◆ Exercise
From the line that includes "Extract the structured" to the last line of the data, quote each line precisely; both boundary lines belong in the answer.
— START OF Given data —
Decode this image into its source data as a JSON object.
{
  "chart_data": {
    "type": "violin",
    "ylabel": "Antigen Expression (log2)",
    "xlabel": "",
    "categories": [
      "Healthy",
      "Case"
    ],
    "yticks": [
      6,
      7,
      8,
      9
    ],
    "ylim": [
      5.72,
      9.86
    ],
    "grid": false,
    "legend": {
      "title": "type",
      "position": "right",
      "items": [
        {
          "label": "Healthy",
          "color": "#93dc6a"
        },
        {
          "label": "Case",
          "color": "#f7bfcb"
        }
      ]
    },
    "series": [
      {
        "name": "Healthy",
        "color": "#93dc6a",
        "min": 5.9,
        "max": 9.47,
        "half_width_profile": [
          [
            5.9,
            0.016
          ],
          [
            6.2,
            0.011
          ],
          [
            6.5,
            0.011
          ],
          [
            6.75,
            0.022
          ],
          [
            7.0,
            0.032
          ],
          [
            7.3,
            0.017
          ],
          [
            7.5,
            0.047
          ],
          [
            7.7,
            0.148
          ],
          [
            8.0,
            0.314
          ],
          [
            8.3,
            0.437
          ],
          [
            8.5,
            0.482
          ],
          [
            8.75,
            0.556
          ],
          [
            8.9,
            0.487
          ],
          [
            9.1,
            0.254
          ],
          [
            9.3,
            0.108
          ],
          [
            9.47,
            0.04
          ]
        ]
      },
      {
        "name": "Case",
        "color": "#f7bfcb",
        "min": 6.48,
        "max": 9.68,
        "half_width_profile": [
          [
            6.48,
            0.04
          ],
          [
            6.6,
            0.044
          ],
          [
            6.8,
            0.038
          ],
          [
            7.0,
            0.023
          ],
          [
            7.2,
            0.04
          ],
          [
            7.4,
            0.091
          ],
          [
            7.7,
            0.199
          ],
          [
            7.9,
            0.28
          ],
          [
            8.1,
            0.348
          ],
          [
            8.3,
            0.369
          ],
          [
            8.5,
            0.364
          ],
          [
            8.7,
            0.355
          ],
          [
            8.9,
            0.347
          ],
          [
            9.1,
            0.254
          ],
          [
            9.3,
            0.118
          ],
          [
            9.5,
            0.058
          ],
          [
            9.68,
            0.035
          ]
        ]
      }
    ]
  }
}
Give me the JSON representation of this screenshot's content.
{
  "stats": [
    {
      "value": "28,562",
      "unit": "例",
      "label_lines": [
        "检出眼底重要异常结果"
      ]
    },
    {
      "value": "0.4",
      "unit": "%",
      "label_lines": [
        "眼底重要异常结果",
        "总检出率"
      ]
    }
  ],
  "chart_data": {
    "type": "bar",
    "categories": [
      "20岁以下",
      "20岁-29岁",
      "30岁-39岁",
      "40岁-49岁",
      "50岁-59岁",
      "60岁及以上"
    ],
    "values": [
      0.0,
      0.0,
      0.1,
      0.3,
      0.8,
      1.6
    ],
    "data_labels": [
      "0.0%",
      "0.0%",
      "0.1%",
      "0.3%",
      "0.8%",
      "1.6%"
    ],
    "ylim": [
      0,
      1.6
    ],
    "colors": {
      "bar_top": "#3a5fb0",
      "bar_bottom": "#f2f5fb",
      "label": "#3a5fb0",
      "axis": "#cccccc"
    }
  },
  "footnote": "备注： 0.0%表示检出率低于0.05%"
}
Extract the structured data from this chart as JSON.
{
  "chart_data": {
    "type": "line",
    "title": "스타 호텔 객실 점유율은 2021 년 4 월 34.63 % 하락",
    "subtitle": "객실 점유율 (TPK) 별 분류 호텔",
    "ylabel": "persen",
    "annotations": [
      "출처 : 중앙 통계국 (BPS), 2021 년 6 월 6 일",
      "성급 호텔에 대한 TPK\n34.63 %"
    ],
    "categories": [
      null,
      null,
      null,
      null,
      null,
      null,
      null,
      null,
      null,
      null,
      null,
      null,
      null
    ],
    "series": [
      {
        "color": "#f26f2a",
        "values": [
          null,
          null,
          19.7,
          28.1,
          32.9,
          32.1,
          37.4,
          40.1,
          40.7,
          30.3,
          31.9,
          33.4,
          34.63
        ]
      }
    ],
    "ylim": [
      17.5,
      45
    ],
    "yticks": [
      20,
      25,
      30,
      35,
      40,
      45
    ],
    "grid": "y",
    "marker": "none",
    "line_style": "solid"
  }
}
— END OF Given data —
◆ Task output
Extract the structured data from this chart as JSON.
{
  "chart_data": {
    "type": "line",
    "title": "스타 호텔 객실 점유율은 2021 년 4 월 34.63 % 하락",
    "subtitle": "객실 점유율 (TPK) 별 분류 호텔",
    "ylabel": "persen",
    "annotations": [
      "출처 : 중앙 통계국 (BPS), 2021 년 6 월 6 일",
      "성급 호텔에 대한 TPK\n34.63 %"
    ],
    "categories": [
      null,
      null,
      null,
      null,
      null,
      null,
      null,
      null,
      null,
      null,
      null,
      null,
      null
    ],
    "series": [
      {
        "color": "#f26f2a",
        "values": [
          null,
          null,
          19.7,
          28.1,
          32.9,
          32.1,
          37.4,
          40.1,
          40.7,
          30.3,
          31.9,
          33.4,
          34.63
        ]
      }
    ],
    "ylim": [
      17.5,
      45
    ],
    "yticks": [
      20,
      25,
      30,
      35,
      40,
      45
    ],
    "grid": "y",
    "marker": "none",
    "line_style": "solid"
  }
}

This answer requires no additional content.